— Begin Dataset excerpts —

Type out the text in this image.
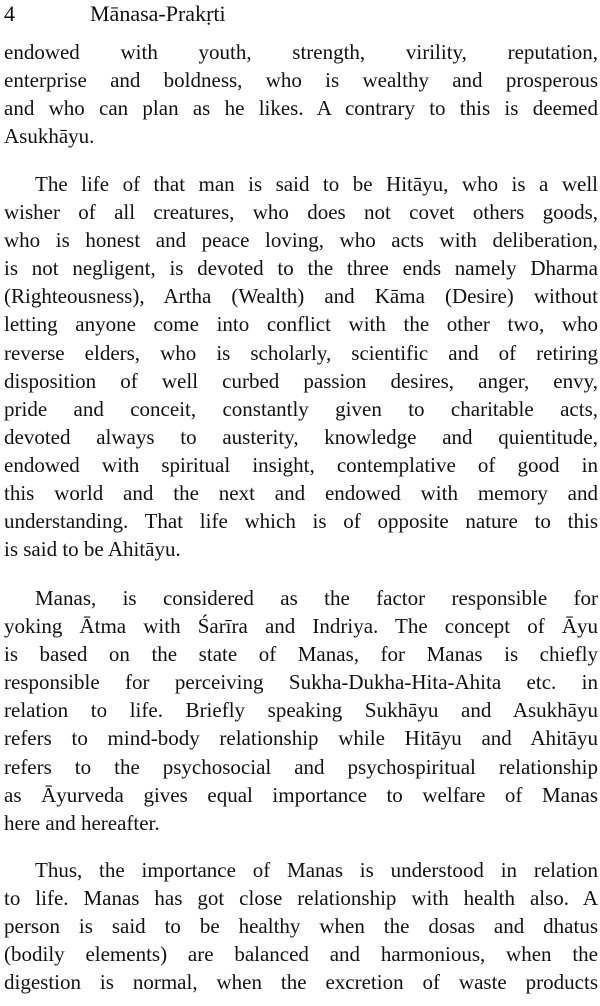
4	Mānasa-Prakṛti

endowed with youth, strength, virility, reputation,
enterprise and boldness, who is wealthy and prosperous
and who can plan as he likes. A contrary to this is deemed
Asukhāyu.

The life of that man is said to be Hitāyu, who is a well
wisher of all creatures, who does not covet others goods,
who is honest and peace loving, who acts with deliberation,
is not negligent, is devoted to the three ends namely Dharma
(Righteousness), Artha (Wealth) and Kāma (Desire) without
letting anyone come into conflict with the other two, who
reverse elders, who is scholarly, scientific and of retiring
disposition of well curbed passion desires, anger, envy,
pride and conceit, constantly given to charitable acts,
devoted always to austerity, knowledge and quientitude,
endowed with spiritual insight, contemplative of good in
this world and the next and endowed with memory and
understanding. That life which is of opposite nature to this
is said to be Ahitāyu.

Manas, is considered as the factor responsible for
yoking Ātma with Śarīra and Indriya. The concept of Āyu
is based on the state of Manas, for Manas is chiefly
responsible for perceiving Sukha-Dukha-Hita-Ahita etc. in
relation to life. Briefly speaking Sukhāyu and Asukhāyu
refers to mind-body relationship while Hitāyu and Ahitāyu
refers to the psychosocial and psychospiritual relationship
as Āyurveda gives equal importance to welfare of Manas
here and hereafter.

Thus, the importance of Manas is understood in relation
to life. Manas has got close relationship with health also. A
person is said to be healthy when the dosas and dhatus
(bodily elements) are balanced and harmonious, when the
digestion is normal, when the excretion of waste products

— End Dataset excerpts —
— Begin Dataset excerpts —

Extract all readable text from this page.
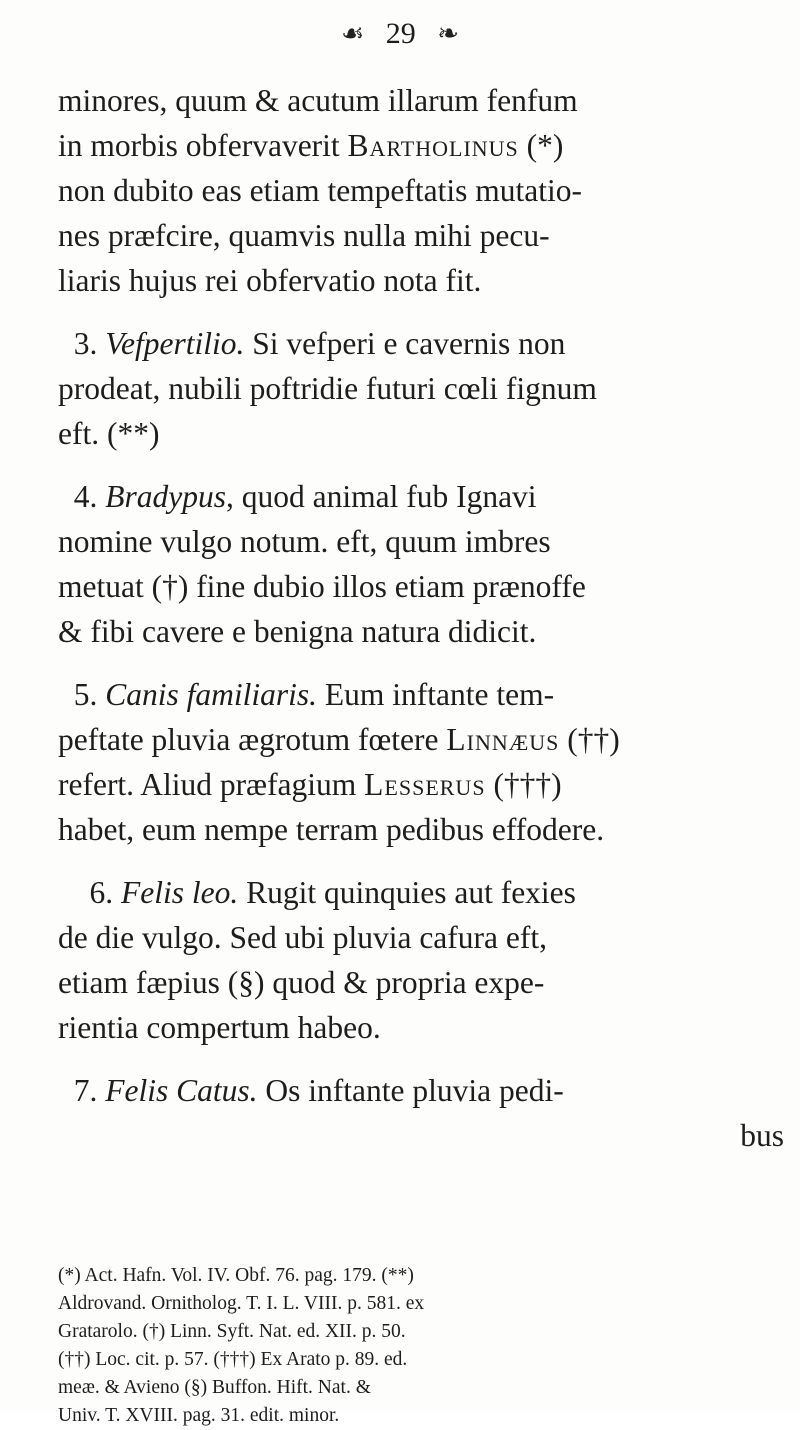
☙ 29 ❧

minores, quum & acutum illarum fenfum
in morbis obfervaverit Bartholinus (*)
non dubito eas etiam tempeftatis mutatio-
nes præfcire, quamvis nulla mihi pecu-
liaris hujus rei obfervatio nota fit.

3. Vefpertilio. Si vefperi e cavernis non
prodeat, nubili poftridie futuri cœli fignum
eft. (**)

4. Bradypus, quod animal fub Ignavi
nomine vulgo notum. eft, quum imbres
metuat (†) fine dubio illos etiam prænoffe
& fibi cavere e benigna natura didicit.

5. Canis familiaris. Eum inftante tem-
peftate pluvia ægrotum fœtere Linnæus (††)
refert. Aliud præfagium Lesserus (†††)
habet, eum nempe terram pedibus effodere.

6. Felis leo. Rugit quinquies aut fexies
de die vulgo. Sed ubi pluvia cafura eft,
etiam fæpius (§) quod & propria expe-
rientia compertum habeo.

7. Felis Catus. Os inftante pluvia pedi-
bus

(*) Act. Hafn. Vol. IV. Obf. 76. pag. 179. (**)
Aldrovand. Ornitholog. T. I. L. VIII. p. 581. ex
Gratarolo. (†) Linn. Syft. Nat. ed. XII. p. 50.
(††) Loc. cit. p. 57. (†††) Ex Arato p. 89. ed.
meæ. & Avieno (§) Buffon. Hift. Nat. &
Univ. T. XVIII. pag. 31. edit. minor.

— End Dataset excerpts —

:: Aim of the exercise ::
Return only those lines of the records that contain the string "etiam".

:: Task solution ::
non dubito eas etiam tempeftatis mutatio-
metuat (†) fine dubio illos etiam prænoffe
etiam fæpius (§) quod & propria expe-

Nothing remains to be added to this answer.